**Requirements:**
Rewrite all of the lines below as a numbered list, leaving out any blank lines.

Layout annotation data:

*****

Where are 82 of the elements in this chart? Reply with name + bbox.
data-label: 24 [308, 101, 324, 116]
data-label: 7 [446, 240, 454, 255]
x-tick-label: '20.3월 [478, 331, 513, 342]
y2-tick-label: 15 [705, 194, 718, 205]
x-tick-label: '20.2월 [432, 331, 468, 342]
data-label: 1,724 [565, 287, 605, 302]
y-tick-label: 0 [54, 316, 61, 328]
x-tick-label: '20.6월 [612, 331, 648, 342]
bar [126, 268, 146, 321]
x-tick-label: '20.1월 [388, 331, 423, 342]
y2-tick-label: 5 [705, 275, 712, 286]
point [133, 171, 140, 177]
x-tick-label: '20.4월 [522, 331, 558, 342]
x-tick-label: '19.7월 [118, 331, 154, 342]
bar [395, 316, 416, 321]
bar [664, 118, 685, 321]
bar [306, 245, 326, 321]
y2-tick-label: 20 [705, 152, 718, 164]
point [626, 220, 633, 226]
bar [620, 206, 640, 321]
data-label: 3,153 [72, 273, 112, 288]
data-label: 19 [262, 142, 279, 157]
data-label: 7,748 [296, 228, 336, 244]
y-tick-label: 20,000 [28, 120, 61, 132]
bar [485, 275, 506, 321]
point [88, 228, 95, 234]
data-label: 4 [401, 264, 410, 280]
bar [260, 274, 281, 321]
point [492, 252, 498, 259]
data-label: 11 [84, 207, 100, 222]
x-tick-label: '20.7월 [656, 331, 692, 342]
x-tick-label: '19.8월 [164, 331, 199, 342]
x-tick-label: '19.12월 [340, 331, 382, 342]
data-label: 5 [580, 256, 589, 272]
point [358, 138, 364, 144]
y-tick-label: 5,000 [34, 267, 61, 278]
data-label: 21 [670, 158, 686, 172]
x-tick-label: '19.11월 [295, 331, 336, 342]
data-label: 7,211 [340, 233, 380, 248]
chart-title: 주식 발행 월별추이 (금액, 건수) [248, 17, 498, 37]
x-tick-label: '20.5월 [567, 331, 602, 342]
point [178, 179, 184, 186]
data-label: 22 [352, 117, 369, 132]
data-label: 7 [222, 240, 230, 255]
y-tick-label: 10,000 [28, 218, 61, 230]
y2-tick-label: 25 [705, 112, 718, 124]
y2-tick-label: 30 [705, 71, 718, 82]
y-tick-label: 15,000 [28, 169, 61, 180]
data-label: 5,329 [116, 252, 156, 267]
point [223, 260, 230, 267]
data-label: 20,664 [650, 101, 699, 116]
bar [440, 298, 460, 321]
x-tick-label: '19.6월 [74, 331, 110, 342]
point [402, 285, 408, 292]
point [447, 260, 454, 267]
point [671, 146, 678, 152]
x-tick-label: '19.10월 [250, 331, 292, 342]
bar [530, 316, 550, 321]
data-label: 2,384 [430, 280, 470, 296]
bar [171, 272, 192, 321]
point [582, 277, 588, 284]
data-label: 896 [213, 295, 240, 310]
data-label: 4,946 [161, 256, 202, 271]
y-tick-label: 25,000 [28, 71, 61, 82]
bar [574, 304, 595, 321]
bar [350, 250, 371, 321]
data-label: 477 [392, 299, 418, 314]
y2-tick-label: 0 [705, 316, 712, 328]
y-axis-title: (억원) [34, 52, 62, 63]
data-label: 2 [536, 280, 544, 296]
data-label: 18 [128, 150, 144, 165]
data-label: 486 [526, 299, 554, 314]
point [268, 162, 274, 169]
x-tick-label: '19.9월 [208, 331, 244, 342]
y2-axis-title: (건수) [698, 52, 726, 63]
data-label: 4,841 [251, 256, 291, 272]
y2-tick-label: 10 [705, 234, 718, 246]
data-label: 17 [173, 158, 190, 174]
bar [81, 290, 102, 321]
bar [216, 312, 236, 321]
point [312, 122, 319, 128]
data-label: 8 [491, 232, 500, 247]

*****

**Response to this task:**
1. Where are 82 of the elements in this chart? Reply with name + bbox.
2. data-label: 24 [308, 101, 324, 116]
3. data-label: 7 [446, 240, 454, 255]
4. x-tick-label: '20.3월 [478, 331, 513, 342]
5. y2-tick-label: 15 [705, 194, 718, 205]
6. x-tick-label: '20.2월 [432, 331, 468, 342]
7. data-label: 1,724 [565, 287, 605, 302]
8. y-tick-label: 0 [54, 316, 61, 328]
9. x-tick-label: '20.6월 [612, 331, 648, 342]
10. bar [126, 268, 146, 321]
11. x-tick-label: '20.1월 [388, 331, 423, 342]
12. y2-tick-label: 5 [705, 275, 712, 286]
13. point [133, 171, 140, 177]
14. x-tick-label: '20.4월 [522, 331, 558, 342]
15. x-tick-label: '19.7월 [118, 331, 154, 342]
16. bar [395, 316, 416, 321]
17. bar [664, 118, 685, 321]
18. bar [306, 245, 326, 321]
19. y2-tick-label: 20 [705, 152, 718, 164]
20. point [626, 220, 633, 226]
21. bar [620, 206, 640, 321]
22. data-label: 3,153 [72, 273, 112, 288]
23. data-label: 19 [262, 142, 279, 157]
24. data-label: 7,748 [296, 228, 336, 244]
25. y-tick-label: 20,000 [28, 120, 61, 132]
26. bar [485, 275, 506, 321]
27. point [88, 228, 95, 234]
28. data-label: 4 [401, 264, 410, 280]
29. bar [260, 274, 281, 321]
30. point [492, 252, 498, 259]
31. data-label: 11 [84, 207, 100, 222]
32. x-tick-label: '20.7월 [656, 331, 692, 342]
33. x-tick-label: '19.8월 [164, 331, 199, 342]
34. x-tick-label: '19.12월 [340, 331, 382, 342]
35. data-label: 5 [580, 256, 589, 272]
36. point [358, 138, 364, 144]
37. y-tick-label: 5,000 [34, 267, 61, 278]
38. data-label: 21 [670, 158, 686, 172]
39. x-tick-label: '19.11월 [295, 331, 336, 342]
40. data-label: 7,211 [340, 233, 380, 248]
41. chart-title: 주식 발행 월별추이 (금액, 건수) [248, 17, 498, 37]
42. x-tick-label: '20.5월 [567, 331, 602, 342]
43. point [178, 179, 184, 186]
44. data-label: 22 [352, 117, 369, 132]
45. data-label: 7 [222, 240, 230, 255]
46. y-tick-label: 10,000 [28, 218, 61, 230]
47. y2-tick-label: 25 [705, 112, 718, 124]
48. y2-tick-label: 30 [705, 71, 718, 82]
49. y-tick-label: 15,000 [28, 169, 61, 180]
50. data-label: 5,329 [116, 252, 156, 267]
51. point [223, 260, 230, 267]
52. data-label: 20,664 [650, 101, 699, 116]
53. bar [440, 298, 460, 321]
54. x-tick-label: '19.6월 [74, 331, 110, 342]
55. point [402, 285, 408, 292]
56. point [447, 260, 454, 267]
57. point [671, 146, 678, 152]
58. x-tick-label: '19.10월 [250, 331, 292, 342]
59. bar [530, 316, 550, 321]
60. data-label: 2,384 [430, 280, 470, 296]
61. bar [171, 272, 192, 321]
62. point [582, 277, 588, 284]
63. data-label: 896 [213, 295, 240, 310]
64. data-label: 4,946 [161, 256, 202, 271]
65. y-tick-label: 25,000 [28, 71, 61, 82]
66. bar [574, 304, 595, 321]
67. bar [350, 250, 371, 321]
68. data-label: 477 [392, 299, 418, 314]
69. y2-tick-label: 0 [705, 316, 712, 328]
70. y-axis-title: (억원) [34, 52, 62, 63]
71. data-label: 2 [536, 280, 544, 296]
72. data-label: 18 [128, 150, 144, 165]
73. data-label: 486 [526, 299, 554, 314]
74. point [268, 162, 274, 169]
75. x-tick-label: '19.9월 [208, 331, 244, 342]
76. y2-axis-title: (건수) [698, 52, 726, 63]
77. data-label: 4,841 [251, 256, 291, 272]
78. y2-tick-label: 10 [705, 234, 718, 246]
79. data-label: 17 [173, 158, 190, 174]
80. bar [81, 290, 102, 321]
81. bar [216, 312, 236, 321]
82. point [312, 122, 319, 128]
83. data-label: 8 [491, 232, 500, 247]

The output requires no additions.